■ **STATED GOAL**:
Copy out every line of the material below, word for word.

■ **RECORD SET**:
........
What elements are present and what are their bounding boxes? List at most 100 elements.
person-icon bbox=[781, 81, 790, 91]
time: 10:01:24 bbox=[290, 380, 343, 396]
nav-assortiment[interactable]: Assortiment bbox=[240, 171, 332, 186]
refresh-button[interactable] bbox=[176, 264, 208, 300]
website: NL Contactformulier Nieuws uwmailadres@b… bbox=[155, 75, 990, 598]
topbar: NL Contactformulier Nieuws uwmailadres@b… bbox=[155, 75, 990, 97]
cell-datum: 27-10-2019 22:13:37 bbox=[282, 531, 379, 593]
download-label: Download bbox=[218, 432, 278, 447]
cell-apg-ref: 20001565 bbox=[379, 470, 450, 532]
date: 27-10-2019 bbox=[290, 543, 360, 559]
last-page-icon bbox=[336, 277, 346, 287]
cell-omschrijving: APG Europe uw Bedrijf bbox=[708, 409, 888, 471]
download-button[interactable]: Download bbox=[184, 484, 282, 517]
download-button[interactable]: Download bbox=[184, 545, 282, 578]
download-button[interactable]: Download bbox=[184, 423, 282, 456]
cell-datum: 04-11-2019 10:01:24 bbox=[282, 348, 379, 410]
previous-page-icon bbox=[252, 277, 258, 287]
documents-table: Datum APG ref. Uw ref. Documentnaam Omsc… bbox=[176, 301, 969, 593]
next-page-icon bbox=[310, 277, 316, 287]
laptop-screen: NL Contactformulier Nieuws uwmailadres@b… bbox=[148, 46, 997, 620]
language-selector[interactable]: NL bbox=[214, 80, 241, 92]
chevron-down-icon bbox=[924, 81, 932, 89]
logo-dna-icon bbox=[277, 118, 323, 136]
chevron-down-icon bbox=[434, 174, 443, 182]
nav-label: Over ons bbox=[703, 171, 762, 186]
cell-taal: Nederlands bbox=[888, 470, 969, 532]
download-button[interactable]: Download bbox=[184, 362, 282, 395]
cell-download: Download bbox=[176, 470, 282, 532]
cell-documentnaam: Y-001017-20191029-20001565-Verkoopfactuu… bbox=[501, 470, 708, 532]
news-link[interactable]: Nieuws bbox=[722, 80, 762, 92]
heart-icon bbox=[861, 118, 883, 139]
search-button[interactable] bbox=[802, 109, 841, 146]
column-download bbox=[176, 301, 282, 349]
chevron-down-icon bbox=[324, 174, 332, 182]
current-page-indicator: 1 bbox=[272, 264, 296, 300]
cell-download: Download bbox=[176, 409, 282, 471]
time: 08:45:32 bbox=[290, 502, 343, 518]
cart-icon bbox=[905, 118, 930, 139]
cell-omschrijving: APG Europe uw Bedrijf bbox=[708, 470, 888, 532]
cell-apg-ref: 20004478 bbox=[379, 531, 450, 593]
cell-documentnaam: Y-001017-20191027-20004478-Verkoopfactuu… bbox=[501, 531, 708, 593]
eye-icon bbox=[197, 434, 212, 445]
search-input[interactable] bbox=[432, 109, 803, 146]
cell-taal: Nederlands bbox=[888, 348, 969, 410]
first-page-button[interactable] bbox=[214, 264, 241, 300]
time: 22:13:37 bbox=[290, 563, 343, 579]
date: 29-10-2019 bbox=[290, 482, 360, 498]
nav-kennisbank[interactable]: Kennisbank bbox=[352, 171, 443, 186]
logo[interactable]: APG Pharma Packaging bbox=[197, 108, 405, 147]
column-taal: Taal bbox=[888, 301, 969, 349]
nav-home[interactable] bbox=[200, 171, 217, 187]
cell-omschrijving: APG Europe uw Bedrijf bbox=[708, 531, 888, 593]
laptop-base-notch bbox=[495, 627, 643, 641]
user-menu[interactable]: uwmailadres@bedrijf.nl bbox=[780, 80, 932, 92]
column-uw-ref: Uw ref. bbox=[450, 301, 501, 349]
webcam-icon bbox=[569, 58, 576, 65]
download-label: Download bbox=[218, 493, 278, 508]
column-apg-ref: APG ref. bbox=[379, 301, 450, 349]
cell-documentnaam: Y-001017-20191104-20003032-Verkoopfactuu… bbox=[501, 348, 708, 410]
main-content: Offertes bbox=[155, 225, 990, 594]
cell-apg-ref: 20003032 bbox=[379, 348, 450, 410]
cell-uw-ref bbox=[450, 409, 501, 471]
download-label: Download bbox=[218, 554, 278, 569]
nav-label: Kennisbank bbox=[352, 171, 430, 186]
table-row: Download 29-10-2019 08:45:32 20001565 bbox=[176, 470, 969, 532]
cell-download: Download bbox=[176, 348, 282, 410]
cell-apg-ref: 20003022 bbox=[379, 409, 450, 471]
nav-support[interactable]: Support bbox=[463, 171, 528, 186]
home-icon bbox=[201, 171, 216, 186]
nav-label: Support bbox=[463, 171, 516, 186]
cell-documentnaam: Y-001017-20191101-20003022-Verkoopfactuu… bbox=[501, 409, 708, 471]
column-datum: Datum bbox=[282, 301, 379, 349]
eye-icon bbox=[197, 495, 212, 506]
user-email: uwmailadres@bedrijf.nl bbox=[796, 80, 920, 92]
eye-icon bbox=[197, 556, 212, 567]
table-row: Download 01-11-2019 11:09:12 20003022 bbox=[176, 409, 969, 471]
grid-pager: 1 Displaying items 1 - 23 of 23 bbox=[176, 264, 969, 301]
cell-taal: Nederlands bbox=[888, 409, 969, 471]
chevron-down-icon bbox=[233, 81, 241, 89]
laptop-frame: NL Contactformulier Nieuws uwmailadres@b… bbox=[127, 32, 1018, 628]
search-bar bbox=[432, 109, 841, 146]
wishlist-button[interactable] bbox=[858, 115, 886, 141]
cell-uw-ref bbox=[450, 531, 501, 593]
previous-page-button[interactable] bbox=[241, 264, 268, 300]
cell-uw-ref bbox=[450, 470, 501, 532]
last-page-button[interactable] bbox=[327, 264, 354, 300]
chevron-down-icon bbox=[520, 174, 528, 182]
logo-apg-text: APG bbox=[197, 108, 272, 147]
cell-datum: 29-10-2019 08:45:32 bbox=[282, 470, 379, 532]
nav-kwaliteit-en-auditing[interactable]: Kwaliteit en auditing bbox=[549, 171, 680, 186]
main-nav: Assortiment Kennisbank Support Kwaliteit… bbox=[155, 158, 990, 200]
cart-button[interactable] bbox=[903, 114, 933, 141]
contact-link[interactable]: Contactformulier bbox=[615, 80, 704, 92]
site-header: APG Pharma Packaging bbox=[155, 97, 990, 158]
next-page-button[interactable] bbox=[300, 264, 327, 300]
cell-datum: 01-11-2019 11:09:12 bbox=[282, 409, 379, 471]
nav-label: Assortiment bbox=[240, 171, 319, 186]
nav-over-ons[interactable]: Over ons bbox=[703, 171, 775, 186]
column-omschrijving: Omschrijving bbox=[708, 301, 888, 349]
........
■ **WORKED SOLUTION**:
What elements are present and what are their bounding boxes? List at most 100 elements.
person-icon bbox=[781, 81, 790, 91]
time: 10:01:24 bbox=[290, 380, 343, 396]
nav-assortiment[interactable]: Assortiment bbox=[240, 171, 332, 186]
refresh-button[interactable] bbox=[176, 264, 208, 300]
website: NL Contactformulier Nieuws uwmailadres@b… bbox=[155, 75, 990, 598]
topbar: NL Contactformulier Nieuws uwmailadres@b… bbox=[155, 75, 990, 97]
cell-datum: 27-10-2019 22:13:37 bbox=[282, 531, 379, 593]
download-label: Download bbox=[218, 432, 278, 447]
cell-apg-ref: 20001565 bbox=[379, 470, 450, 532]
date: 27-10-2019 bbox=[290, 543, 360, 559]
last-page-icon bbox=[336, 277, 346, 287]
cell-omschrijving: APG Europe uw Bedrijf bbox=[708, 409, 888, 471]
download-button[interactable]: Download bbox=[184, 484, 282, 517]
download-button[interactable]: Download bbox=[184, 545, 282, 578]
download-button[interactable]: Download bbox=[184, 423, 282, 456]
cell-datum: 04-11-2019 10:01:24 bbox=[282, 348, 379, 410]
previous-page-icon bbox=[252, 277, 258, 287]
documents-table: Datum APG ref. Uw ref. Documentnaam Omsc… bbox=[176, 301, 969, 593]
next-page-icon bbox=[310, 277, 316, 287]
laptop-screen: NL Contactformulier Nieuws uwmailadres@b… bbox=[148, 46, 997, 620]
language-selector[interactable]: NL bbox=[214, 80, 241, 92]
chevron-down-icon bbox=[924, 81, 932, 89]
logo-dna-icon bbox=[277, 118, 323, 136]
chevron-down-icon bbox=[434, 174, 443, 182]
nav-label: Over ons bbox=[703, 171, 762, 186]
cell-taal: Nederlands bbox=[888, 470, 969, 532]
download-button[interactable]: Download bbox=[184, 362, 282, 395]
cell-download: Download bbox=[176, 470, 282, 532]
cell-documentnaam: Y-001017-20191029-20001565-Verkoopfactuu… bbox=[501, 470, 708, 532]
news-link[interactable]: Nieuws bbox=[722, 80, 762, 92]
heart-icon bbox=[861, 118, 883, 139]
search-button[interactable] bbox=[802, 109, 841, 146]
column-download bbox=[176, 301, 282, 349]
chevron-down-icon bbox=[324, 174, 332, 182]
current-page-indicator: 1 bbox=[272, 264, 296, 300]
cell-download: Download bbox=[176, 409, 282, 471]
time: 08:45:32 bbox=[290, 502, 343, 518]
cart-icon bbox=[905, 118, 930, 139]
cell-omschrijving: APG Europe uw Bedrijf bbox=[708, 470, 888, 532]
cell-apg-ref: 20004478 bbox=[379, 531, 450, 593]
cell-documentnaam: Y-001017-20191027-20004478-Verkoopfactuu… bbox=[501, 531, 708, 593]
eye-icon bbox=[197, 434, 212, 445]
search-input[interactable] bbox=[432, 109, 803, 146]
cell-taal: Nederlands bbox=[888, 348, 969, 410]
first-page-button[interactable] bbox=[214, 264, 241, 300]
time: 22:13:37 bbox=[290, 563, 343, 579]
date: 29-10-2019 bbox=[290, 482, 360, 498]
nav-kennisbank[interactable]: Kennisbank bbox=[352, 171, 443, 186]
logo[interactable]: APG Pharma Packaging bbox=[197, 108, 405, 147]
column-taal: Taal bbox=[888, 301, 969, 349]
nav-home[interactable] bbox=[200, 171, 217, 187]
cell-omschrijving: APG Europe uw Bedrijf bbox=[708, 531, 888, 593]
laptop-base-notch bbox=[495, 627, 643, 641]
user-menu[interactable]: uwmailadres@bedrijf.nl bbox=[780, 80, 932, 92]
column-uw-ref: Uw ref. bbox=[450, 301, 501, 349]
webcam-icon bbox=[569, 58, 576, 65]
download-label: Download bbox=[218, 493, 278, 508]
column-apg-ref: APG ref. bbox=[379, 301, 450, 349]
cell-documentnaam: Y-001017-20191104-20003032-Verkoopfactuu… bbox=[501, 348, 708, 410]
main-content: Offertes bbox=[155, 225, 990, 594]
cell-apg-ref: 20003032 bbox=[379, 348, 450, 410]
cell-uw-ref bbox=[450, 409, 501, 471]
download-label: Download bbox=[218, 554, 278, 569]
nav-label: Kennisbank bbox=[352, 171, 430, 186]
table-row: Download 29-10-2019 08:45:32 20001565 bbox=[176, 470, 969, 532]
cell-download: Download bbox=[176, 348, 282, 410]
cell-apg-ref: 20003022 bbox=[379, 409, 450, 471]
nav-support[interactable]: Support bbox=[463, 171, 528, 186]
home-icon bbox=[201, 171, 216, 186]
nav-label: Support bbox=[463, 171, 516, 186]
cell-documentnaam: Y-001017-20191101-20003022-Verkoopfactuu… bbox=[501, 409, 708, 471]
column-datum: Datum bbox=[282, 301, 379, 349]
eye-icon bbox=[197, 495, 212, 506]
user-email: uwmailadres@bedrijf.nl bbox=[796, 80, 920, 92]
eye-icon bbox=[197, 556, 212, 567]
table-row: Download 01-11-2019 11:09:12 20003022 bbox=[176, 409, 969, 471]
grid-pager: 1 Displaying items 1 - 23 of 23 bbox=[176, 264, 969, 301]
cell-taal: Nederlands bbox=[888, 409, 969, 471]
chevron-down-icon bbox=[233, 81, 241, 89]
laptop-frame: NL Contactformulier Nieuws uwmailadres@b… bbox=[127, 32, 1018, 628]
search-bar bbox=[432, 109, 841, 146]
wishlist-button[interactable] bbox=[858, 115, 886, 141]
cell-uw-ref bbox=[450, 531, 501, 593]
previous-page-button[interactable] bbox=[241, 264, 268, 300]
cell-uw-ref bbox=[450, 470, 501, 532]
last-page-button[interactable] bbox=[327, 264, 354, 300]
chevron-down-icon bbox=[520, 174, 528, 182]
logo-apg-text: APG bbox=[197, 108, 272, 147]
cell-datum: 29-10-2019 08:45:32 bbox=[282, 470, 379, 532]
nav-kwaliteit-en-auditing[interactable]: Kwaliteit en auditing bbox=[549, 171, 680, 186]
main-nav: Assortiment Kennisbank Support Kwaliteit… bbox=[155, 158, 990, 200]
cart-button[interactable] bbox=[903, 114, 933, 141]
contact-link[interactable]: Contactformulier bbox=[615, 80, 704, 92]
site-header: APG Pharma Packaging bbox=[155, 97, 990, 158]
next-page-button[interactable] bbox=[300, 264, 327, 300]
cell-datum: 01-11-2019 11:09:12 bbox=[282, 409, 379, 471]
nav-label: Assortiment bbox=[240, 171, 319, 186]
nav-over-ons[interactable]: Over ons bbox=[703, 171, 775, 186]
column-omschrijving: Omschrijving bbox=[708, 301, 888, 349]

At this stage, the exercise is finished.